Objective:
Pull each line holding "document" out of the entries below.

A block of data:
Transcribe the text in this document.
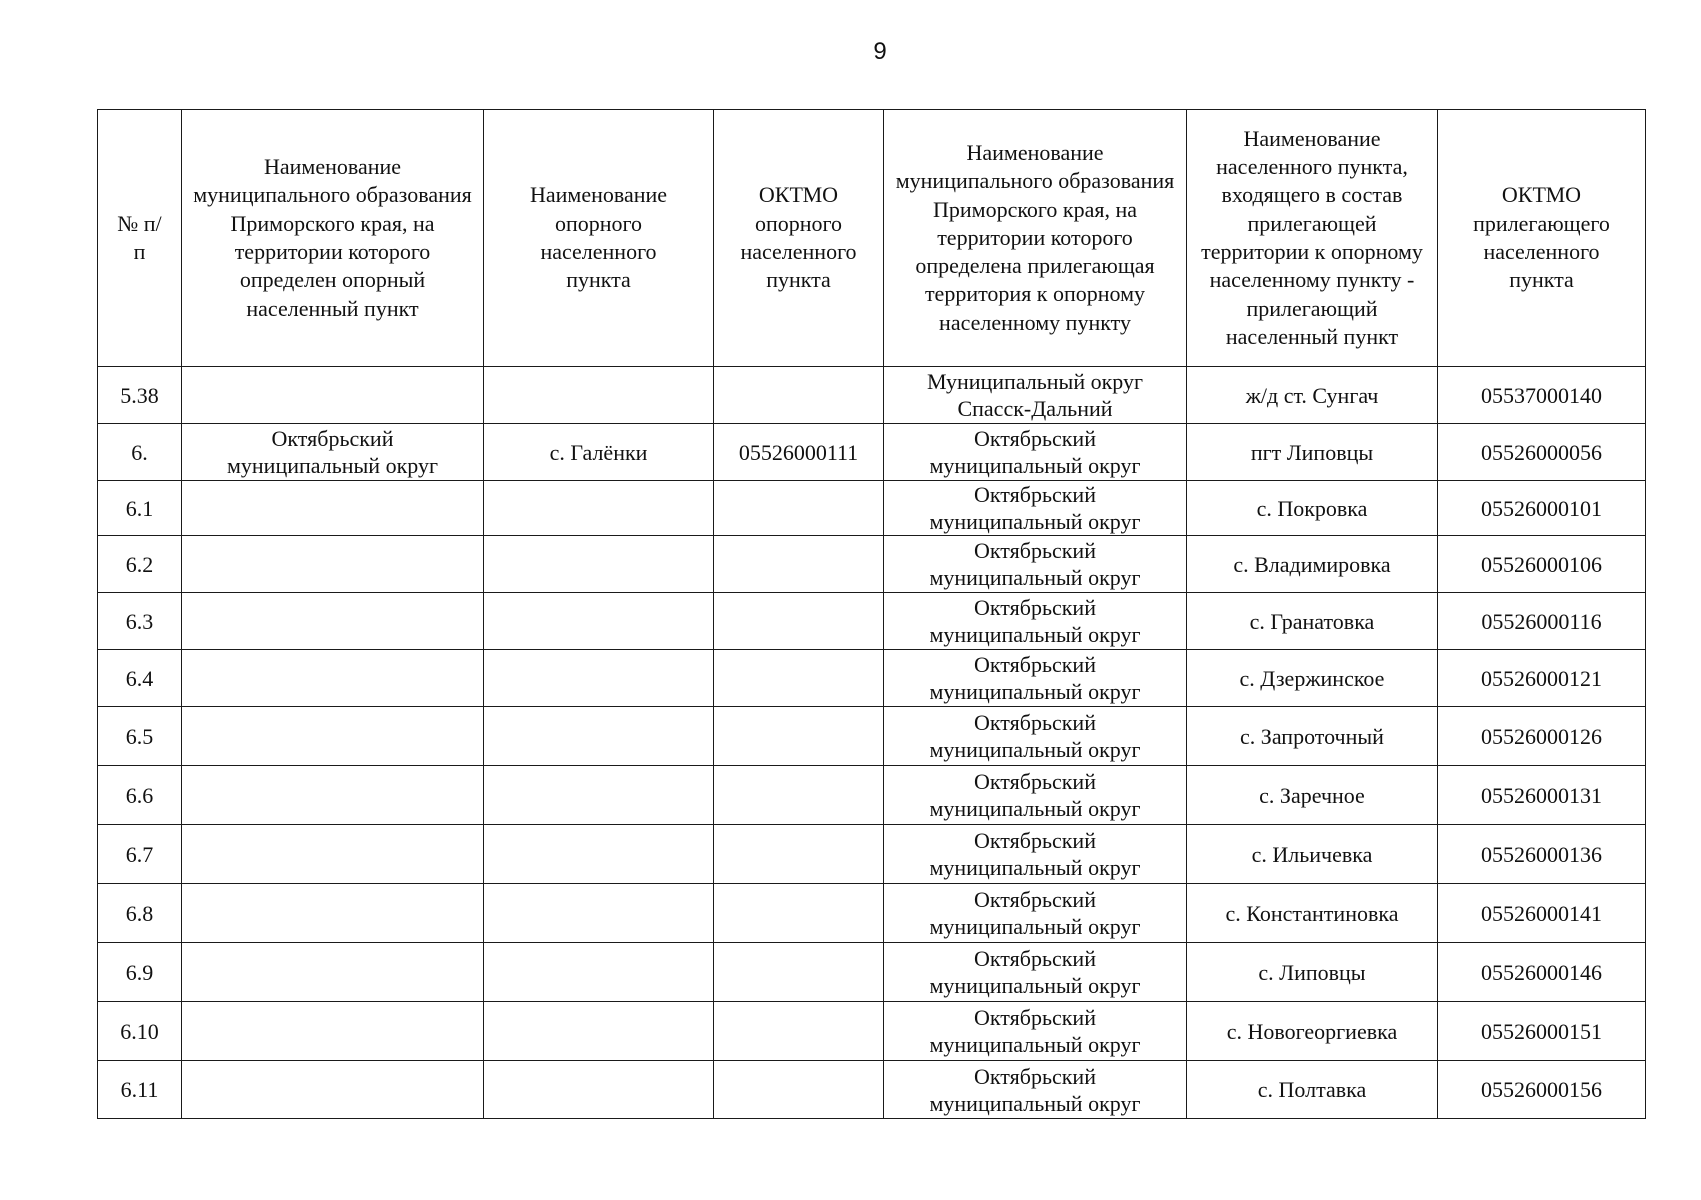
9
№ п/п	Наименование муниципального образования Приморского края, на территории которого определен опорный населенный пункт	Наименование опорного населенного пункта	ОКТМО опорного населенного пункта	Наименование муниципального образования Приморского края, на территории которого определена прилегающая территория к опорному населенному пункту	Наименование населенного пункта, входящего в состав прилегающей территории к опорному населенному пункту - прилегающий населенный пункт	ОКТМО прилегающего населенного пункта
5.38				Муниципальный округ Спасск-Дальний	ж/д ст. Сунгач	05537000140
6.	Октябрьский муниципальный округ	с. Галёнки	05526000111	Октябрьский муниципальный округ	пгт Липовцы	05526000056
6.1				Октябрьский муниципальный округ	с. Покровка	05526000101
6.2				Октябрьский муниципальный округ	с. Владимировка	05526000106
6.3				Октябрьский муниципальный округ	с. Гранатовка	05526000116
6.4				Октябрьский муниципальный округ	с. Дзержинское	05526000121
6.5				Октябрьский муниципальный округ	с. Запроточный	05526000126
6.6				Октябрьский муниципальный округ	с. Заречное	05526000131
6.7				Октябрьский муниципальный округ	с. Ильичевка	05526000136
6.8				Октябрьский муниципальный округ	с. Константиновка	05526000141
6.9				Октябрьский муниципальный округ	с. Липовцы	05526000146
6.10				Октябрьский муниципальный округ	с. Новогеоргиевка	05526000151
6.11				Октябрьский муниципальный округ	с. Полтавка	05526000156
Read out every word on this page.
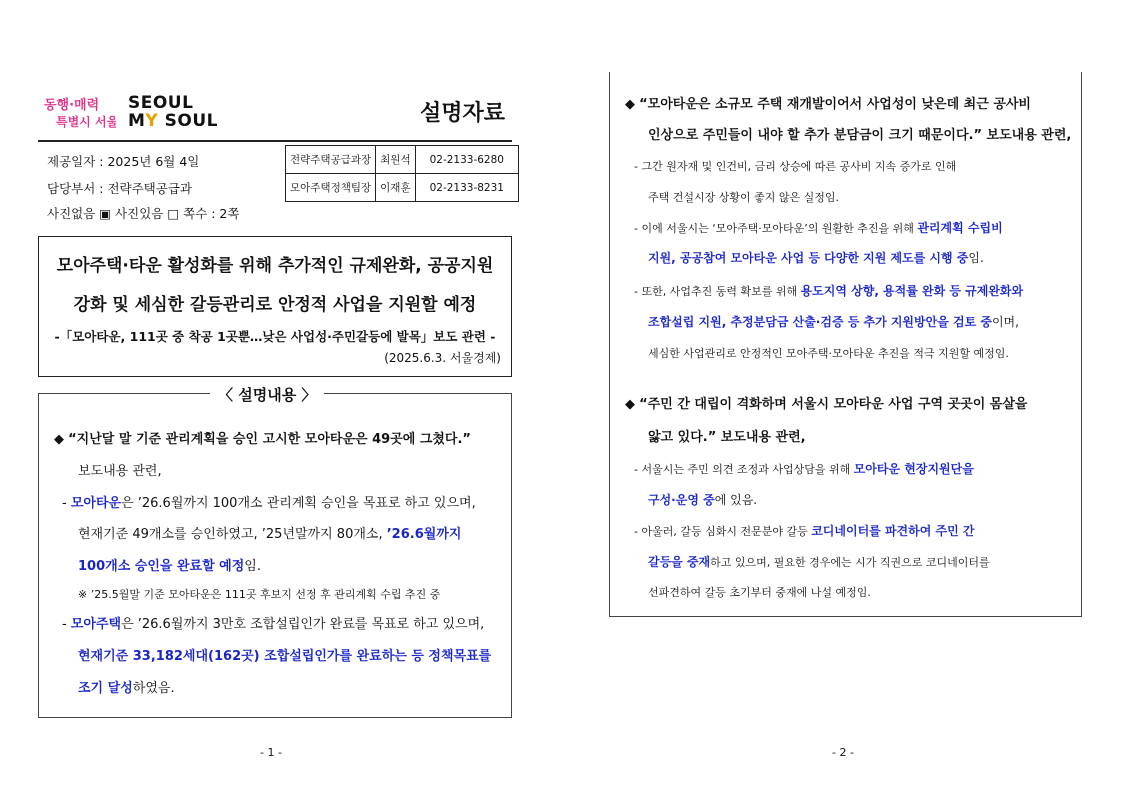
동행·매력
특별시 서울
SEOUL
MY SOUL	설명자료
제공일자 : 2025년 6월 4일
담당부서 : 전략주택공급과
사진없음 ▣ 사진있음 □ 쪽수 : 2쪽
전략주택공급과장	최원석	02-2133-6280
모아주택정책팀장	이재훈	02-2133-8231
모아주택·타운 활성화를 위해 추가적인 규제완화, 공공지원
강화 및 세심한 갈등관리로 안정적 사업을 지원할 예정
-「모아타운, 111곳 중 착공 1곳뿐…낮은 사업성·주민갈등에 발목」보도 관련 -
(2025.6.3. 서울경제)
〈 설명내용 〉
◆ “지난달 말 기준 관리계획을 승인 고시한 모아타운은 49곳에 그쳤다.”
보도내용 관련,
- 모아타운은 ’26.6월까지 100개소 관리계획 승인을 목표로 하고 있으며,
현재기준 49개소를 승인하였고, ’25년말까지 80개소, ’26.6월까지
100개소 승인을 완료할 예정임.
※ ’25.5월말 기준 모아타운은 111곳 후보지 선정 후 관리계획 수립 추진 중
- 모아주택은 ’26.6월까지 3만호 조합설립인가 완료를 목표로 하고 있으며,
현재기준 33,182세대(162곳) 조합설립인가를 완료하는 등 정책목표를
조기 달성하였음.
- 1 -
◆ “모아타운은 소규모 주택 재개발이어서 사업성이 낮은데 최근 공사비
인상으로 주민들이 내야 할 추가 분담금이 크기 때문이다.” 보도내용 관련,
- 그간 원자재 및 인건비, 금리 상승에 따른 공사비 지속 증가로 인해
주택 건설시장 상황이 좋지 않은 실정임.
- 이에 서울시는 ‘모아주택·모아타운’의 원활한 추진을 위해 관리계획 수립비
지원, 공공참여 모아타운 사업 등 다양한 지원 제도를 시행 중임.
- 또한, 사업추진 동력 확보를 위해 용도지역 상향, 용적률 완화 등 규제완화와
조합설립 지원, 추정분담금 산출·검증 등 추가 지원방안을 검토 중이며,
세심한 사업관리로 안정적인 모아주택·모아타운 추진을 적극 지원할 예정임.
◆ “주민 간 대립이 격화하며 서울시 모아타운 사업 구역 곳곳이 몸살을
앓고 있다.” 보도내용 관련,
- 서울시는 주민 의견 조정과 사업상담을 위해 모아타운 현장지원단을
구성·운영 중에 있음.
- 아울러, 갈등 심화시 전문분야 갈등 코디네이터를 파견하여 주민 간
갈등을 중재하고 있으며, 필요한 경우에는 시가 직권으로 코디네이터를
선파견하여 갈등 초기부터 중재에 나설 예정임.
- 2 -
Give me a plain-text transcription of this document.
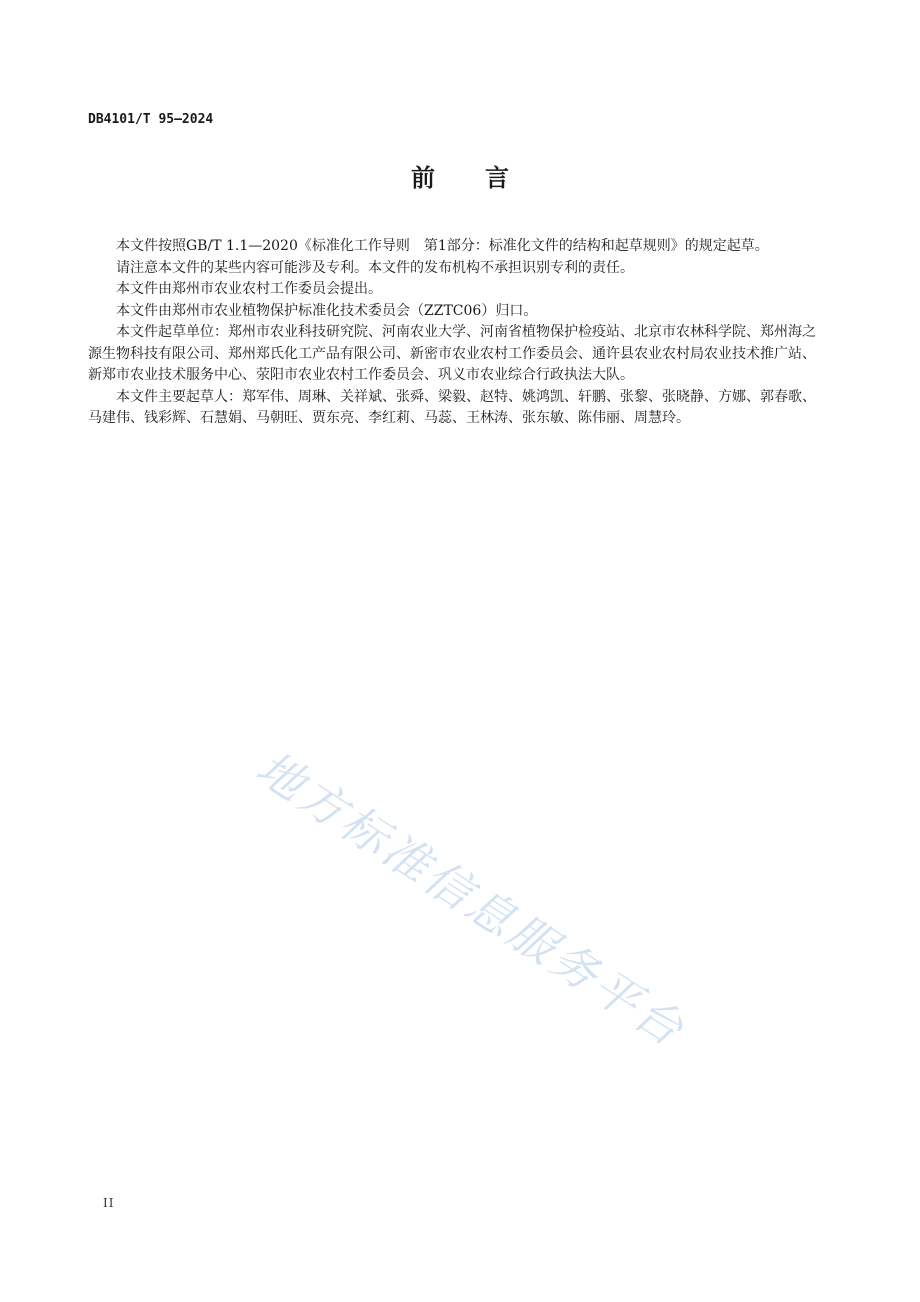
DB4101/T 95—2024
前 言

本文件按照GB/T 1.1—2020《标准化工作导则　第1部分：标准化文件的结构和起草规则》的规定起草。

请注意本文件的某些内容可能涉及专利。本文件的发布机构不承担识别专利的责任。

本文件由郑州市农业农村工作委员会提出。

本文件由郑州市农业植物保护标准化技术委员会（ZZTC06）归口。

本文件起草单位：郑州市农业科技研究院、河南农业大学、河南省植物保护检疫站、北京市农林科学院、郑州海之源生物科技有限公司、郑州郑氏化工产品有限公司、新密市农业农村工作委员会、通许县农业农村局农业技术推广站、新郑市农业技术服务中心、荥阳市农业农村工作委员会、巩义市农业综合行政执法大队。

本文件主要起草人：郑军伟、周琳、关祥斌、张舜、梁毅、赵特、姚鸿凯、轩鹏、张黎、张晓静、方娜、郭春歌、马建伟、钱彩辉、石慧娟、马朝旺、贾东亮、李红莉、马蕊、王林涛、张东敏、陈伟丽、周慧玲。

地方标准信息服务平台
II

Full answer:
Transcribe the text in this document.
Give me a plain-text transcription of this document.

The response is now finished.